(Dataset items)
---*---

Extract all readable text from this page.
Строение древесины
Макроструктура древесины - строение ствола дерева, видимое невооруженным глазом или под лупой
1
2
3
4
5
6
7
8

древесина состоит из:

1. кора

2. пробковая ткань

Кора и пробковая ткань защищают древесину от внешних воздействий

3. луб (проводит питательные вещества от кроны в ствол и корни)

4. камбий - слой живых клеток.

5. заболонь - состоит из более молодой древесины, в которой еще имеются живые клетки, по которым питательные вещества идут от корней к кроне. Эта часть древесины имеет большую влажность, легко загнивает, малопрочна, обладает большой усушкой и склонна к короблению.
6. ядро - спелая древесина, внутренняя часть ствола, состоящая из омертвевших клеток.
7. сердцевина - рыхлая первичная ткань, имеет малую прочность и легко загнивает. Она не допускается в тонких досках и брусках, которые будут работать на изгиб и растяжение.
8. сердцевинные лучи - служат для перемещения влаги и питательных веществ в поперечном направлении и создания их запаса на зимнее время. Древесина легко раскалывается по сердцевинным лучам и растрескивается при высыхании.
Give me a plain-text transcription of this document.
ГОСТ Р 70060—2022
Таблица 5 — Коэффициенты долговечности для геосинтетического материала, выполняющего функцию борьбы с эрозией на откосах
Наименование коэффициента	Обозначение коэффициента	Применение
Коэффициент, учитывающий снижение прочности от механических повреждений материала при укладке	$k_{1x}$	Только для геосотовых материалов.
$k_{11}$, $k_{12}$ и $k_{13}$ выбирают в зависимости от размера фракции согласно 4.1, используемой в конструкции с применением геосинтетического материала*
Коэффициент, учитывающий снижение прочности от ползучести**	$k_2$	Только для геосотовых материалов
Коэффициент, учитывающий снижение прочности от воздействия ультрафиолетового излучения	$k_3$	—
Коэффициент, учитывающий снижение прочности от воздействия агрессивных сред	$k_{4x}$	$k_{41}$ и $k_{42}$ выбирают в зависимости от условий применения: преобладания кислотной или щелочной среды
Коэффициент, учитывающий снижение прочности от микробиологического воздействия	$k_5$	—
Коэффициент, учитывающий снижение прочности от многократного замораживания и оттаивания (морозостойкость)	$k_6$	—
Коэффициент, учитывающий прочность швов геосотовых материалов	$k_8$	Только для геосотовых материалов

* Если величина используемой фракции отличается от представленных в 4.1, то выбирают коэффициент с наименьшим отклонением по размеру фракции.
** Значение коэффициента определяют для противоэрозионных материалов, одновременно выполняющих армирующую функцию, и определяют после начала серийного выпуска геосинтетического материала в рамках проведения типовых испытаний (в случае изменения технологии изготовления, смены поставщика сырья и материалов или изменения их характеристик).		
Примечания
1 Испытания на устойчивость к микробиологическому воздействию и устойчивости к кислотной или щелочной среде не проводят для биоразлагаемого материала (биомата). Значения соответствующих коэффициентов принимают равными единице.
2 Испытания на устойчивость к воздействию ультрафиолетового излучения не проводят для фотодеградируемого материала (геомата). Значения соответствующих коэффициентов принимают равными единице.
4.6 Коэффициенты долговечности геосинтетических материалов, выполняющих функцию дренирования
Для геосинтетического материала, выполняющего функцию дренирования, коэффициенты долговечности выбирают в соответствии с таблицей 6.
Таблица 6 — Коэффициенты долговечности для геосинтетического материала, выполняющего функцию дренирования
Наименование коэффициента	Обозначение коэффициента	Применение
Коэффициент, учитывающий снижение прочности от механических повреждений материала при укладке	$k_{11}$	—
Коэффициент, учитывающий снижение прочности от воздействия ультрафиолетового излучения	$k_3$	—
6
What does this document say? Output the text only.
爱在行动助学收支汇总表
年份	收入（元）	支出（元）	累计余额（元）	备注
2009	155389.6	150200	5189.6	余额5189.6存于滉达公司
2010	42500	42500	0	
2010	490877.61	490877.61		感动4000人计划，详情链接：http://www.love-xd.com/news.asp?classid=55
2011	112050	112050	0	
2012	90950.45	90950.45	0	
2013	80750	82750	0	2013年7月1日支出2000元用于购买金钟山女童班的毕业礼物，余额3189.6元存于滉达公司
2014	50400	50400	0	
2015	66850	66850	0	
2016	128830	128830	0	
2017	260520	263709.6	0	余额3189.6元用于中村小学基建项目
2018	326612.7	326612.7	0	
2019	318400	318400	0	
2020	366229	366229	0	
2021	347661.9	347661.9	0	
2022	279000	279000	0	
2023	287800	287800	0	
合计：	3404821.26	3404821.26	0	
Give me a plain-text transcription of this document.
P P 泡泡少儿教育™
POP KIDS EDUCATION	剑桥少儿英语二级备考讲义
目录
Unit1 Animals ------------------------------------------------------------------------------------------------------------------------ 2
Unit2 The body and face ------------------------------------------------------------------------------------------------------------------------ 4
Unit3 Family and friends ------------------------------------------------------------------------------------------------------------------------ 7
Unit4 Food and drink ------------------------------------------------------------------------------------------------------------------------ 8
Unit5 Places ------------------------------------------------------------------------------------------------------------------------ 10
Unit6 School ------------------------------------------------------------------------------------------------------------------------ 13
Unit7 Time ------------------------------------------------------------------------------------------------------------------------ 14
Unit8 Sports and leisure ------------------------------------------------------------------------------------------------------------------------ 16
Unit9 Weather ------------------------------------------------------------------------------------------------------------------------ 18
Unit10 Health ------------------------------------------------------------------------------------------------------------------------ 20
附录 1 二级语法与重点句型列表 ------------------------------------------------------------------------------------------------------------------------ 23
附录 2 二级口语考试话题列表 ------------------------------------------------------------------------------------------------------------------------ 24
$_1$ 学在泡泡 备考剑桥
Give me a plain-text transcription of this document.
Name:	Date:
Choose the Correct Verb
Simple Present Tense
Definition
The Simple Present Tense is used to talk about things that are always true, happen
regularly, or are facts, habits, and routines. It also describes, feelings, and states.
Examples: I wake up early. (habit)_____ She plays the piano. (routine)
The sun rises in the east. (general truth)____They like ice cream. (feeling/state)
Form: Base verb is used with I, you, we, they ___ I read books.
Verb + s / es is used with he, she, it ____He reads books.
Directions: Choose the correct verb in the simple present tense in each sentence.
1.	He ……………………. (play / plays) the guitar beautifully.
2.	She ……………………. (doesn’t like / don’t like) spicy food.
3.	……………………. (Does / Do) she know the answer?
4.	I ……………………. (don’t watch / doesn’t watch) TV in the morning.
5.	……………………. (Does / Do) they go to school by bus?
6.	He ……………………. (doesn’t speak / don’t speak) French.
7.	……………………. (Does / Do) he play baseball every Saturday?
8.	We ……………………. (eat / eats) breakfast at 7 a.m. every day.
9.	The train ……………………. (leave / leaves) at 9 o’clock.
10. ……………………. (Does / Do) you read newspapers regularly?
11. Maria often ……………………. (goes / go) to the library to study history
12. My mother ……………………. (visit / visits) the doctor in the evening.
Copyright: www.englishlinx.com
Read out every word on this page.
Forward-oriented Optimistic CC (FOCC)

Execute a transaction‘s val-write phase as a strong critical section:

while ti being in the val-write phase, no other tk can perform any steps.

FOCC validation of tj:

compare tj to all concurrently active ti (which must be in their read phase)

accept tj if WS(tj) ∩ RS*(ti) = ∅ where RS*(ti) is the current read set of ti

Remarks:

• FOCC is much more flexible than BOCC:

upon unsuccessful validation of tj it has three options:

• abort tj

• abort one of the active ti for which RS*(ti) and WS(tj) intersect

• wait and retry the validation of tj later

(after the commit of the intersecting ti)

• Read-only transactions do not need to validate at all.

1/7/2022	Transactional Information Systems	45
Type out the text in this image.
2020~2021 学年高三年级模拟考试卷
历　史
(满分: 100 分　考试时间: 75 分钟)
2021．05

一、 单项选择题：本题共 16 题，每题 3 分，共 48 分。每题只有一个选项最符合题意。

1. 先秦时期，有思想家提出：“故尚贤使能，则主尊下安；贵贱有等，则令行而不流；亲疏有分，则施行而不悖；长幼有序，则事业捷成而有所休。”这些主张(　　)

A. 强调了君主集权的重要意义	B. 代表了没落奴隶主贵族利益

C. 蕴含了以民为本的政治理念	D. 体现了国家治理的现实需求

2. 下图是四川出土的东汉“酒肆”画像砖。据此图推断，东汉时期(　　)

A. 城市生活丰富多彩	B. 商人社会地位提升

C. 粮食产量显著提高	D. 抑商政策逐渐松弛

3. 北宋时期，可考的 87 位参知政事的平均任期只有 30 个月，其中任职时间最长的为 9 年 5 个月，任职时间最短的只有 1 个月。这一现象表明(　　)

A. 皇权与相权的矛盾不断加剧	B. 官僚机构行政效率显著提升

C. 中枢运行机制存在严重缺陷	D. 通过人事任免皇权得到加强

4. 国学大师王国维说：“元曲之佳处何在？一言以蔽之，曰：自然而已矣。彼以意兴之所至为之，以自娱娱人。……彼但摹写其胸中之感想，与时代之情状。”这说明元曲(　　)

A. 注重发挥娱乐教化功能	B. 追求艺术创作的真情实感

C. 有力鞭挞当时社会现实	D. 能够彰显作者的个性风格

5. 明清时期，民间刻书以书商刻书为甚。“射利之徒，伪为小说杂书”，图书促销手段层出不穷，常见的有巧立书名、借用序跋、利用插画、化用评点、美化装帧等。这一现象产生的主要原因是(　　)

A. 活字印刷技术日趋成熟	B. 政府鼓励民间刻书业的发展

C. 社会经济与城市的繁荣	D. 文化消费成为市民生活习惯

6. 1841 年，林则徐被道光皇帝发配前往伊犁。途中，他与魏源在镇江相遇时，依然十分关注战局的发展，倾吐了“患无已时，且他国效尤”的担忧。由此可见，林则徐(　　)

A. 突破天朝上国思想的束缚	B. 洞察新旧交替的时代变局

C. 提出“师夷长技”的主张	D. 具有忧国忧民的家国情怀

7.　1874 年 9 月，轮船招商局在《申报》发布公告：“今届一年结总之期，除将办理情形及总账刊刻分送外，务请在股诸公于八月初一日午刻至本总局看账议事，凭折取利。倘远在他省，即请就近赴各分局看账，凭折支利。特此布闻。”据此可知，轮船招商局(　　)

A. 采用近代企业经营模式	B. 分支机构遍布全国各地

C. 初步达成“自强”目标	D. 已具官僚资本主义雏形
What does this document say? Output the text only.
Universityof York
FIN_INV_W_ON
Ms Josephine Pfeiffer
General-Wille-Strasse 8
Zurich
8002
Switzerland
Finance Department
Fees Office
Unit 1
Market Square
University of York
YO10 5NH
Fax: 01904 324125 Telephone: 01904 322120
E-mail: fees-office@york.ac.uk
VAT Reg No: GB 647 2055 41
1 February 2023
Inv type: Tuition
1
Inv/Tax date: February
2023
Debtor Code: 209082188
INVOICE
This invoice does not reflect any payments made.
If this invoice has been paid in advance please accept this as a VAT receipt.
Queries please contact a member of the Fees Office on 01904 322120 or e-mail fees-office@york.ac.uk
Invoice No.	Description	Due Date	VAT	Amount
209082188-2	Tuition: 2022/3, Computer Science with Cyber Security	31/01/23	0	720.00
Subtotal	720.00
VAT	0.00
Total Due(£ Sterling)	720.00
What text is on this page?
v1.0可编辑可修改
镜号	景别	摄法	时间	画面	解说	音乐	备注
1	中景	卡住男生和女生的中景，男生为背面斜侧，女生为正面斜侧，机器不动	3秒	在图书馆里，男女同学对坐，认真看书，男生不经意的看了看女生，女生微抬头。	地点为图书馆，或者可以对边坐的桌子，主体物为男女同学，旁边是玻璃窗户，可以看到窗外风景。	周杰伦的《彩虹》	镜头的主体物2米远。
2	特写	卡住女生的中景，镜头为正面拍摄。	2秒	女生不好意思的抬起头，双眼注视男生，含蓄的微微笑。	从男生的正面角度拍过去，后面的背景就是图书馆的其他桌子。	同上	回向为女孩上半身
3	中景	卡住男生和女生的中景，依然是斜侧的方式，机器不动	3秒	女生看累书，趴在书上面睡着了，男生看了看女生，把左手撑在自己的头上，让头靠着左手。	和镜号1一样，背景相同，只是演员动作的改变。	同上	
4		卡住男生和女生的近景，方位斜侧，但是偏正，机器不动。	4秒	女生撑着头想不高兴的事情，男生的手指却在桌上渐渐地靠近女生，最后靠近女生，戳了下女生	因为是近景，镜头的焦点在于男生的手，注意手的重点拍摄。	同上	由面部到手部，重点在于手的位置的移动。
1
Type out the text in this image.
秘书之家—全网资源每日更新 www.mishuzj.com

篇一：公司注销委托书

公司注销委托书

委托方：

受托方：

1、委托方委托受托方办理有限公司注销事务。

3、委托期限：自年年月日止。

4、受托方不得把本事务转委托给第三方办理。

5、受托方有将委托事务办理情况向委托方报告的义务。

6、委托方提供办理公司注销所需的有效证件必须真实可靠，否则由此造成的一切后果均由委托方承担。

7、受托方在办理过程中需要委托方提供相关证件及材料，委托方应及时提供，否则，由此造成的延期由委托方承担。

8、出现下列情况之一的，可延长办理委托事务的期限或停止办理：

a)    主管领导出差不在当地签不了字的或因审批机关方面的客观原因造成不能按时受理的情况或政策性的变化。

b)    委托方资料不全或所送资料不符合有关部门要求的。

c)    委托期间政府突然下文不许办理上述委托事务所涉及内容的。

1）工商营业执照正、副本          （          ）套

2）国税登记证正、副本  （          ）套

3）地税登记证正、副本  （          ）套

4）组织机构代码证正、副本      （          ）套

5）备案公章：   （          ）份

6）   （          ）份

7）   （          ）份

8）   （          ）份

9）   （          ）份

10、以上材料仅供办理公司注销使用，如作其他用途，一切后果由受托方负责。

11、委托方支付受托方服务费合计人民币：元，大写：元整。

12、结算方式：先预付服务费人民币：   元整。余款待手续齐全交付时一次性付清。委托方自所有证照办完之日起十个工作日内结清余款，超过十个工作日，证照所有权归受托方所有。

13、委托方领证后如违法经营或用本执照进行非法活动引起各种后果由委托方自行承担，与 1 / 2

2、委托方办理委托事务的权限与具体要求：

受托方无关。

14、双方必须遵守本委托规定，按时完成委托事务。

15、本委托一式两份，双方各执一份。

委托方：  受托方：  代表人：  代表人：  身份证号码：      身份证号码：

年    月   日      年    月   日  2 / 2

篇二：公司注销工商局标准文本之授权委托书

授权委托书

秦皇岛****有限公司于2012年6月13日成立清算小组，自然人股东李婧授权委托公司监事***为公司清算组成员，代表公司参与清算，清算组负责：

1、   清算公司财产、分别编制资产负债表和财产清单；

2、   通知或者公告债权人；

---*---

WHAT YOU WILL DO — Look through the records above and report how many lines hold the word "функцию", giving only the number.

IN RESPONSE — 5